## WHAT YOU ARE ASKED TO DO
Every line from the one containing "Give me a plain-text" through the end of the listing below must be given again exactly, and nothing else; exclude pictures.

>> start MATERIAL FOR THIS TASK

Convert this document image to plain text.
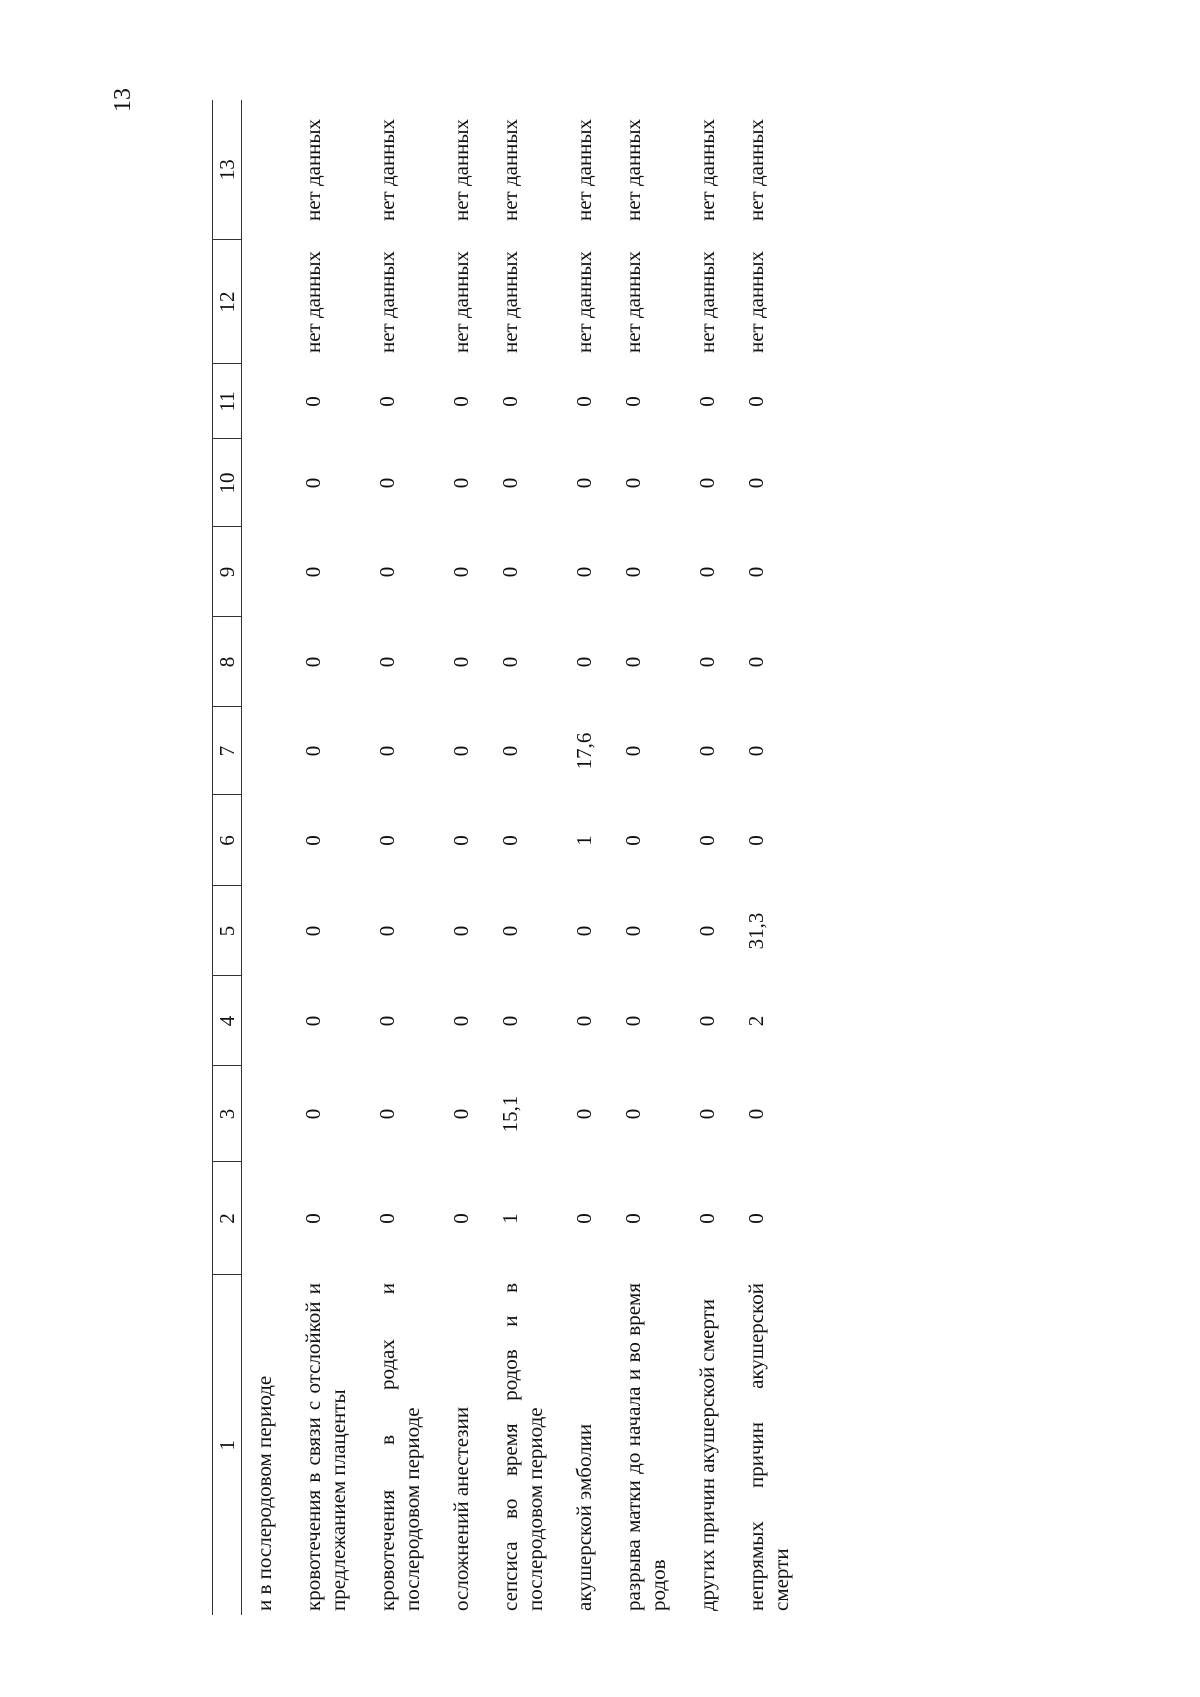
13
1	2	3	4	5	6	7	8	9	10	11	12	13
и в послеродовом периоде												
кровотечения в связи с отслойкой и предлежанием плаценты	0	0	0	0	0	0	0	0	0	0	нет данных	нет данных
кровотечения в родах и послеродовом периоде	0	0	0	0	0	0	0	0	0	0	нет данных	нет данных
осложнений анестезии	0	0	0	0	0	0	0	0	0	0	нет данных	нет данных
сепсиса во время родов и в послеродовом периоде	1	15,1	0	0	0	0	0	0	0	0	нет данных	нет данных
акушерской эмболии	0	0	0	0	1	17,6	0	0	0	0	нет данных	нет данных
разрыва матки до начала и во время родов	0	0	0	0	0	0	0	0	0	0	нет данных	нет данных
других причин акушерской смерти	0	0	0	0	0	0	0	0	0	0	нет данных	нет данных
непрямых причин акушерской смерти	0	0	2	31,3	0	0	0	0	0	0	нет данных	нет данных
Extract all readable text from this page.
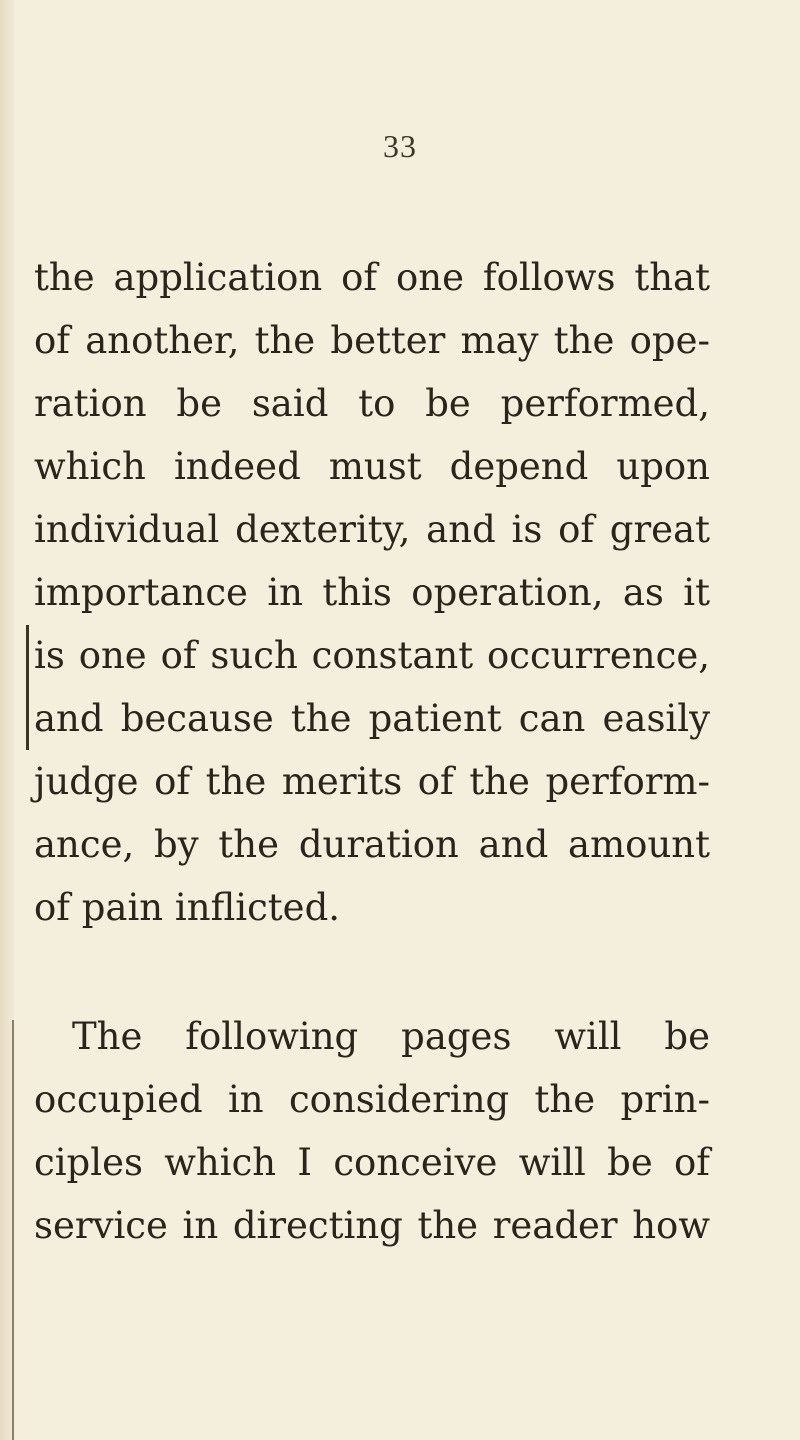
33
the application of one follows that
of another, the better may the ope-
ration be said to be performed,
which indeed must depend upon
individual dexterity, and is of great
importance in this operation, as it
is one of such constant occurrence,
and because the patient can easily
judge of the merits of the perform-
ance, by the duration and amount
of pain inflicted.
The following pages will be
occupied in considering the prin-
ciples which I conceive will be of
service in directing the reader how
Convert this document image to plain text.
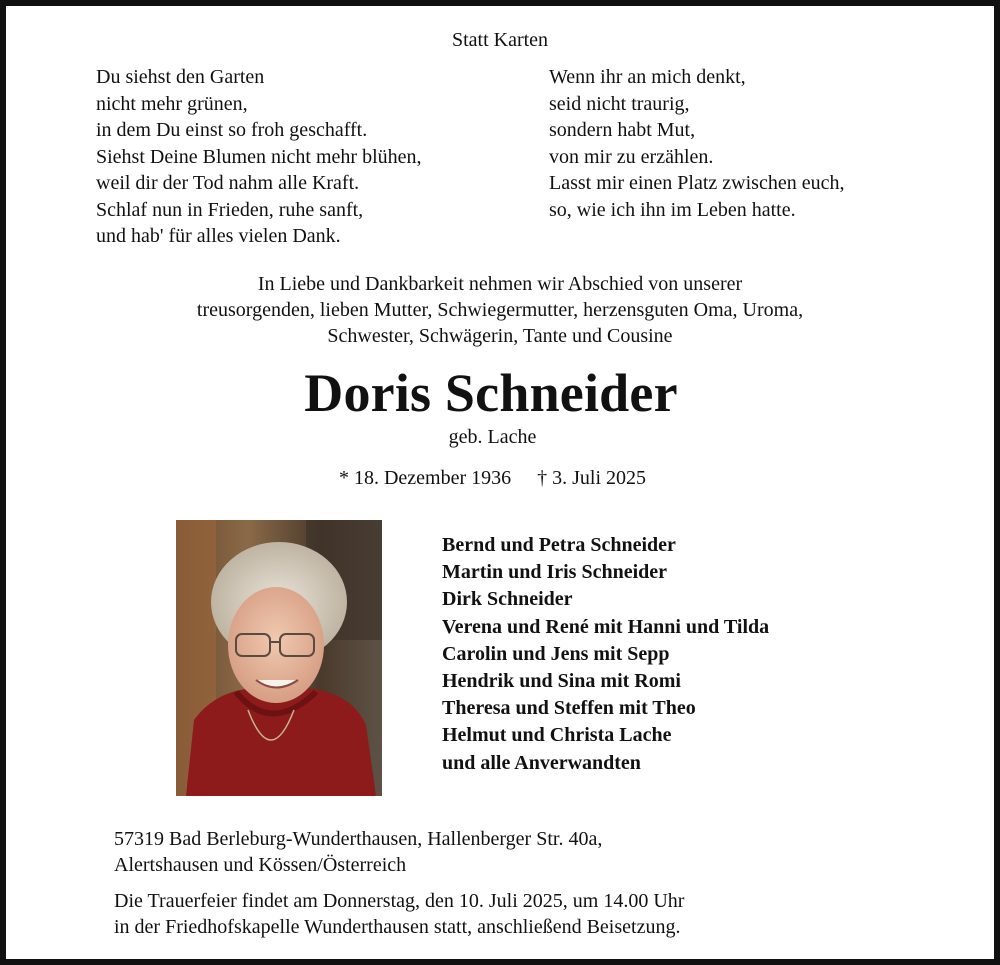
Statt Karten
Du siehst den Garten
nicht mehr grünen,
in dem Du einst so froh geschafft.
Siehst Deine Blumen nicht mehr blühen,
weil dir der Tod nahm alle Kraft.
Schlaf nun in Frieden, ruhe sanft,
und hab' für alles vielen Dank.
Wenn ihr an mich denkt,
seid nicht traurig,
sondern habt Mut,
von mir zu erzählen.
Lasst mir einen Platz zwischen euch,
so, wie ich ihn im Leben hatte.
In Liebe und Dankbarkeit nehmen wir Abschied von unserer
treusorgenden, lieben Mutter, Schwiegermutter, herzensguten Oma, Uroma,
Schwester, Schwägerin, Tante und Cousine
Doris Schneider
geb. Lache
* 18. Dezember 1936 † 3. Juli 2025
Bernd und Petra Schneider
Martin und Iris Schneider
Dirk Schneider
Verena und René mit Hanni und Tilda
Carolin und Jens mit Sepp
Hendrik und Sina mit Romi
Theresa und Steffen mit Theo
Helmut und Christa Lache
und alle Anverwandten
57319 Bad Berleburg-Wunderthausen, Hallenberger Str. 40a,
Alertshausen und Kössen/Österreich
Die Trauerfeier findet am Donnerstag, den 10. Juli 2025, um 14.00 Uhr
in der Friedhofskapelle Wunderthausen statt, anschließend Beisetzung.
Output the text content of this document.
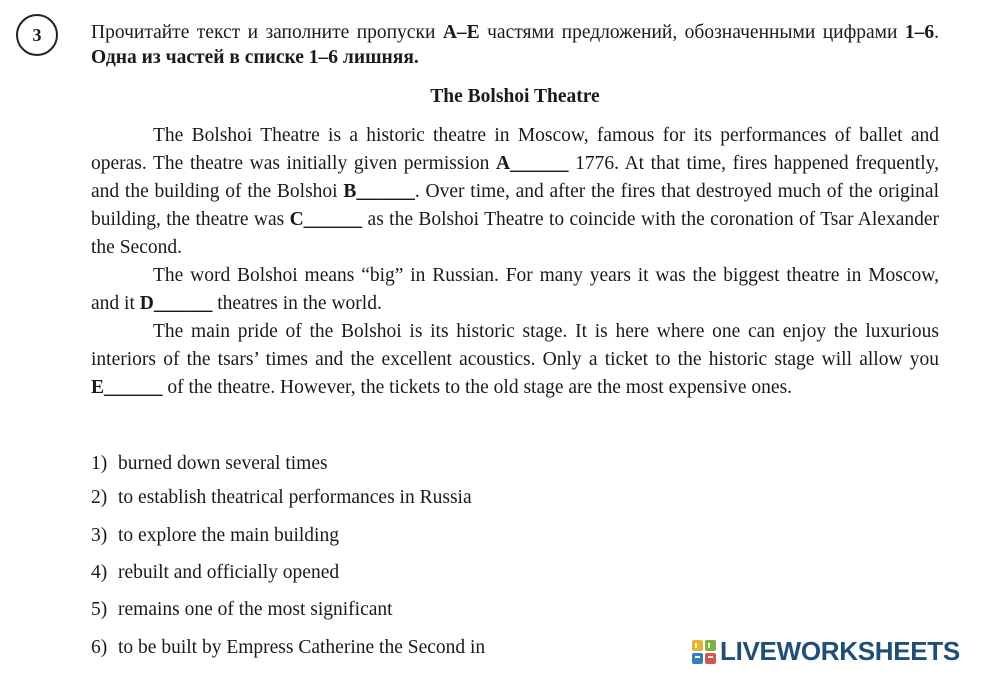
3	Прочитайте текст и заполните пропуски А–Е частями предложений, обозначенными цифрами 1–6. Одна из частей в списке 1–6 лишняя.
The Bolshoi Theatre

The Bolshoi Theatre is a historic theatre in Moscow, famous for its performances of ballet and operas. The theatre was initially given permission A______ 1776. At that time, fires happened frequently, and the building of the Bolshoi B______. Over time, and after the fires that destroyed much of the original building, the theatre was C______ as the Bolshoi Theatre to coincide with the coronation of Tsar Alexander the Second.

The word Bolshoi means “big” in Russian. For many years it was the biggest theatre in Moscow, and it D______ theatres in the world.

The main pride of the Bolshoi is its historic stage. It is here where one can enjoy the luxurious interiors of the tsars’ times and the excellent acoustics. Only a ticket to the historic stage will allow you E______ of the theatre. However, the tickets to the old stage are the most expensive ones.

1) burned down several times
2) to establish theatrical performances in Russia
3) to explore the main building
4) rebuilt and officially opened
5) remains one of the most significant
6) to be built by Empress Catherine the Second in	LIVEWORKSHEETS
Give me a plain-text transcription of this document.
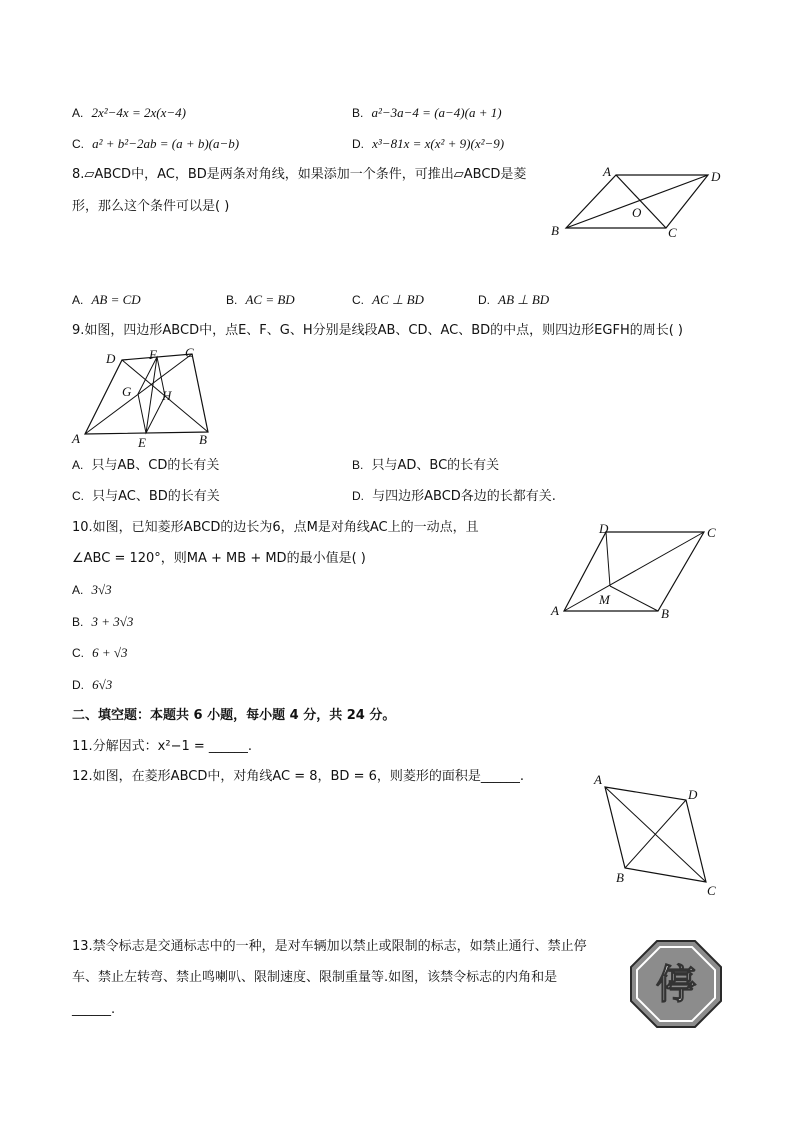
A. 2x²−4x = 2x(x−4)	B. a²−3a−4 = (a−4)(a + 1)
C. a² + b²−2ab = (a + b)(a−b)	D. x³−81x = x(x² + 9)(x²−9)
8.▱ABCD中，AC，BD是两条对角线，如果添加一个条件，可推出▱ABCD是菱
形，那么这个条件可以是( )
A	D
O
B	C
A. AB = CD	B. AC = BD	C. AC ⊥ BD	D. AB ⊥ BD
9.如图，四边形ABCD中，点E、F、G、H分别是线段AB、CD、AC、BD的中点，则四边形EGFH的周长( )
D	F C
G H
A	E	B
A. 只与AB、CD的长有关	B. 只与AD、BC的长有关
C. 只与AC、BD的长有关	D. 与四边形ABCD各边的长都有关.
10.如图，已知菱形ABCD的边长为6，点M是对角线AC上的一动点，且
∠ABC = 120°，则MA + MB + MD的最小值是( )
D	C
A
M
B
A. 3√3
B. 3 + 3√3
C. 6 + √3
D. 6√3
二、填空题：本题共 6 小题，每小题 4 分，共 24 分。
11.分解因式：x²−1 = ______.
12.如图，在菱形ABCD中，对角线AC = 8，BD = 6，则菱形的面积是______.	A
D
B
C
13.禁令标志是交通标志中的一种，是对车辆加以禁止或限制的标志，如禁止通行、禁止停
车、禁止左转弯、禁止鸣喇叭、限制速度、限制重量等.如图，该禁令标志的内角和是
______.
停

>> end MATERIAL FOR THIS TASK

## SOLUTION TO THE PROBLEM
Give me a plain-text transcription of this document.
A. 2x²−4x = 2x(x−4)	B. a²−3a−4 = (a−4)(a + 1)
C. a² + b²−2ab = (a + b)(a−b)	D. x³−81x = x(x² + 9)(x²−9)
8.▱ABCD中，AC，BD是两条对角线，如果添加一个条件，可推出▱ABCD是菱
形，那么这个条件可以是( )
A	D
O
B	C
A. AB = CD	B. AC = BD	C. AC ⊥ BD	D. AB ⊥ BD
9.如图，四边形ABCD中，点E、F、G、H分别是线段AB、CD、AC、BD的中点，则四边形EGFH的周长( )
D	F C
G H
A	E	B
A. 只与AB、CD的长有关	B. 只与AD、BC的长有关
C. 只与AC、BD的长有关	D. 与四边形ABCD各边的长都有关.
10.如图，已知菱形ABCD的边长为6，点M是对角线AC上的一动点，且
∠ABC = 120°，则MA + MB + MD的最小值是( )
D	C
A
M
B
A. 3√3
B. 3 + 3√3
C. 6 + √3
D. 6√3
二、填空题：本题共 6 小题，每小题 4 分，共 24 分。
11.分解因式：x²−1 = ______.
12.如图，在菱形ABCD中，对角线AC = 8，BD = 6，则菱形的面积是______.	A
D
B
C
13.禁令标志是交通标志中的一种，是对车辆加以禁止或限制的标志，如禁止通行、禁止停
车、禁止左转弯、禁止鸣喇叭、限制速度、限制重量等.如图，该禁令标志的内角和是
______.
停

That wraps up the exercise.